## STATED TASK
Gather each line of the entries below that includes "Salon".

(Part of a data file)
********************
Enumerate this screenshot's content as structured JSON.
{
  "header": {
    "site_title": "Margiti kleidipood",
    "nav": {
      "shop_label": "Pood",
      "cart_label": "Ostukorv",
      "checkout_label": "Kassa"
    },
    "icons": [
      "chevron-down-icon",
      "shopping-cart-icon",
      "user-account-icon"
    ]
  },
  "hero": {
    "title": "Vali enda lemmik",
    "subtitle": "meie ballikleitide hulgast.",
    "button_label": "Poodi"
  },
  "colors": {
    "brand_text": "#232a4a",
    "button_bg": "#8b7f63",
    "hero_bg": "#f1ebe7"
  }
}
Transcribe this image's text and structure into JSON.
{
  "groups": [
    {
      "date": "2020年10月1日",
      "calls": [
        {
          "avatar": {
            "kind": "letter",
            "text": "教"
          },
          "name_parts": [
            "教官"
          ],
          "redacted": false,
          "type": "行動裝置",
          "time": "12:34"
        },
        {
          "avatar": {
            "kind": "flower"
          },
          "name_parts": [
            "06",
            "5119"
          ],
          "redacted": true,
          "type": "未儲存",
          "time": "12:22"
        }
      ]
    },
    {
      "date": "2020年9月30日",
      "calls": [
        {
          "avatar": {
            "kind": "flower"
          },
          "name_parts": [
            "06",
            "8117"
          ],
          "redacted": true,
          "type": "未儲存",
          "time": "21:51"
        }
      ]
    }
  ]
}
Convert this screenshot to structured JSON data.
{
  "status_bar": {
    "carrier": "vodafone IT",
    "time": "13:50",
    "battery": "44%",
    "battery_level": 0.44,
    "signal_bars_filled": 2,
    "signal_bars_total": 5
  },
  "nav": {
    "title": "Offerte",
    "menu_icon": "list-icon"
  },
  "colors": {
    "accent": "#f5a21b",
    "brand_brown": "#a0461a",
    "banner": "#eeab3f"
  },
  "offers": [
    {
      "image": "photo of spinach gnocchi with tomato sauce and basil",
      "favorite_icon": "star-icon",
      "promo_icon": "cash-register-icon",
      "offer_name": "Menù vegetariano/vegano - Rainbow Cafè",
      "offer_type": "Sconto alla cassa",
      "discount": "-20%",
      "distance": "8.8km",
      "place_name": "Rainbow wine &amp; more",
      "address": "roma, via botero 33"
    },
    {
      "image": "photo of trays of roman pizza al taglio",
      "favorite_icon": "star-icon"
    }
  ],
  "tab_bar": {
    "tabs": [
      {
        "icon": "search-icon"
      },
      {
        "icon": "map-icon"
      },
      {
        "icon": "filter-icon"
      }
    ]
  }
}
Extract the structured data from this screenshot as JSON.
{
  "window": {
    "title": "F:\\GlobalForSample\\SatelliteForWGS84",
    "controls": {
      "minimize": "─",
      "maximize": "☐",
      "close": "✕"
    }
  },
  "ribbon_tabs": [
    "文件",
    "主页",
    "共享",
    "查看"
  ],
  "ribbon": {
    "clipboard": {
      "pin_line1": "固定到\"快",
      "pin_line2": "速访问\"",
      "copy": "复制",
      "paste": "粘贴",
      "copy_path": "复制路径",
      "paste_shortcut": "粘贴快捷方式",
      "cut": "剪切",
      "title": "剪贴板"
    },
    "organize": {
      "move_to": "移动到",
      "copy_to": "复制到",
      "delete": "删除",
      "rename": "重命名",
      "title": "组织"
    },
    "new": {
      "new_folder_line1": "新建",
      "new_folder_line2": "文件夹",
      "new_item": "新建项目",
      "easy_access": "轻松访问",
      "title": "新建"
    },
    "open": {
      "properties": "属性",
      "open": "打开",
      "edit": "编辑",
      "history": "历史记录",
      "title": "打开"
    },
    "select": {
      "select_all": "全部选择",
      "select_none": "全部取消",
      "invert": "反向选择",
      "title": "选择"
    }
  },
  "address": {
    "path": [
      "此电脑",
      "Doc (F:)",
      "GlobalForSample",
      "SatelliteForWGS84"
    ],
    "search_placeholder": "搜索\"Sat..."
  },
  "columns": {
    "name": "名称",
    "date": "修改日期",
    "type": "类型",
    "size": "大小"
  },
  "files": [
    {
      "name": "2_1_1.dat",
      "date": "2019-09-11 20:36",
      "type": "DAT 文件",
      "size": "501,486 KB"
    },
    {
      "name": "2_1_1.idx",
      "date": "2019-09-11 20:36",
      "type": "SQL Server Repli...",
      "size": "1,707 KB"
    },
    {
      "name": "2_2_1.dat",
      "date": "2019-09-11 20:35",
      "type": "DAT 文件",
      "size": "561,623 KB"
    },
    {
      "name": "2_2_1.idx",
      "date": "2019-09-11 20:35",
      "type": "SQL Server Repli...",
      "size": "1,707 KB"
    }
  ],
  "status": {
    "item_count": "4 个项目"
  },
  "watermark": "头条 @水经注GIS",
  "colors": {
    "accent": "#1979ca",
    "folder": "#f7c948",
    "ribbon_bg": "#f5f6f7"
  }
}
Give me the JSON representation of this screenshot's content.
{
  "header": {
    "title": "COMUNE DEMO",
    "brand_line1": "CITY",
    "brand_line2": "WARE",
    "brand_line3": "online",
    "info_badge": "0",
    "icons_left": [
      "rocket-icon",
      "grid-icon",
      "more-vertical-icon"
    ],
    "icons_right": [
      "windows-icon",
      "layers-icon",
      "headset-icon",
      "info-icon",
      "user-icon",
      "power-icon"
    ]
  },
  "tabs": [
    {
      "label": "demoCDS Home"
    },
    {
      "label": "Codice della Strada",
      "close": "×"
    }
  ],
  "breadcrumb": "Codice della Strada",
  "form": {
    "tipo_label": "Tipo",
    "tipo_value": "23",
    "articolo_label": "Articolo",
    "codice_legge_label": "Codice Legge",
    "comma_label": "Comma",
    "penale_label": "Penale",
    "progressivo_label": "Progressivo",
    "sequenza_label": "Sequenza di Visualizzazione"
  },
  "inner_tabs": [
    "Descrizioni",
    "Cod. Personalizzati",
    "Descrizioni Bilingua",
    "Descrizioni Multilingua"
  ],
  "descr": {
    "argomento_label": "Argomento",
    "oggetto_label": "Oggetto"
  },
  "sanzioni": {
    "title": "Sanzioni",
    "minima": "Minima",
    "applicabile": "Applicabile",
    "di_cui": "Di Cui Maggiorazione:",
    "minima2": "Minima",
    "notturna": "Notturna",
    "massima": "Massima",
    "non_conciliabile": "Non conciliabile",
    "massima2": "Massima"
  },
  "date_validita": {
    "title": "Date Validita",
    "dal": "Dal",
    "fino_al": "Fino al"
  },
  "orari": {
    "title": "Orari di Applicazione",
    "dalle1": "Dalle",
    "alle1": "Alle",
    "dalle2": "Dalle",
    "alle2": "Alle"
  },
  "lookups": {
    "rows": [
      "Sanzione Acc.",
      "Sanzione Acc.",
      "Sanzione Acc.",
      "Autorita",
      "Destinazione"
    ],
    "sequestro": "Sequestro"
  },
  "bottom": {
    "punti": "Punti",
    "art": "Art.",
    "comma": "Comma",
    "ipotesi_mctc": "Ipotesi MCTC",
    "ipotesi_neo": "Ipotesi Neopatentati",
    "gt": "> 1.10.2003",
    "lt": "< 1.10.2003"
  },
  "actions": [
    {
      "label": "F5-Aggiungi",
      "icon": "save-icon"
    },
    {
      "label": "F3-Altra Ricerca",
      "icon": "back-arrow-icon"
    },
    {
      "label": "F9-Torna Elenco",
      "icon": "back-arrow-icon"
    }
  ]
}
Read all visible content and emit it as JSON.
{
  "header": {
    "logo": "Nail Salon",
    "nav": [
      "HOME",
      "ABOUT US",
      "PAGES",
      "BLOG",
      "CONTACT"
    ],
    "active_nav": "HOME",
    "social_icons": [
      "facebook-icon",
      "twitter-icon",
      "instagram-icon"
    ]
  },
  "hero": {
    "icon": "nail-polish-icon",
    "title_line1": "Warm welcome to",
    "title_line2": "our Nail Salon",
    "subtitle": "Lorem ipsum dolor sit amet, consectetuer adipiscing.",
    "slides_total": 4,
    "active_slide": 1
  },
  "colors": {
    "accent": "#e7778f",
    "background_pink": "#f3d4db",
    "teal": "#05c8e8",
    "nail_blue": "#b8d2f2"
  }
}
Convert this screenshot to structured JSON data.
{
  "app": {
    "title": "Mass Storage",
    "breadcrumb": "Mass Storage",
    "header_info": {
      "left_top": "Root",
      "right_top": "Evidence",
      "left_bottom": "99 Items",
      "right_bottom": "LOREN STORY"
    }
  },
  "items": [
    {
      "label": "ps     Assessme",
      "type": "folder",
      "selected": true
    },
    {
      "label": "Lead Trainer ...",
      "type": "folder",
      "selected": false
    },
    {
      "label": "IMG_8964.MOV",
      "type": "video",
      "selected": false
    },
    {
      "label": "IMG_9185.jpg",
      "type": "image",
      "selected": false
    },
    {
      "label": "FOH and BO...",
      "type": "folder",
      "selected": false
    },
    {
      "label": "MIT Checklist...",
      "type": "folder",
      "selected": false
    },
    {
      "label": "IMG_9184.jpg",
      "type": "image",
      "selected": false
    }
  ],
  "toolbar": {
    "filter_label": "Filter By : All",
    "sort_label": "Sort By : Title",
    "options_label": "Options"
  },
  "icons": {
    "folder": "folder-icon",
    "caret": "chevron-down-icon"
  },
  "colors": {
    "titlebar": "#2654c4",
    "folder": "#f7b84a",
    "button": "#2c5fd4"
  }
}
********************
## OUTPUT FOR THIS EXERCISE
    "logo": "Nail Salon",
    "title_line2": "our Nail Salon",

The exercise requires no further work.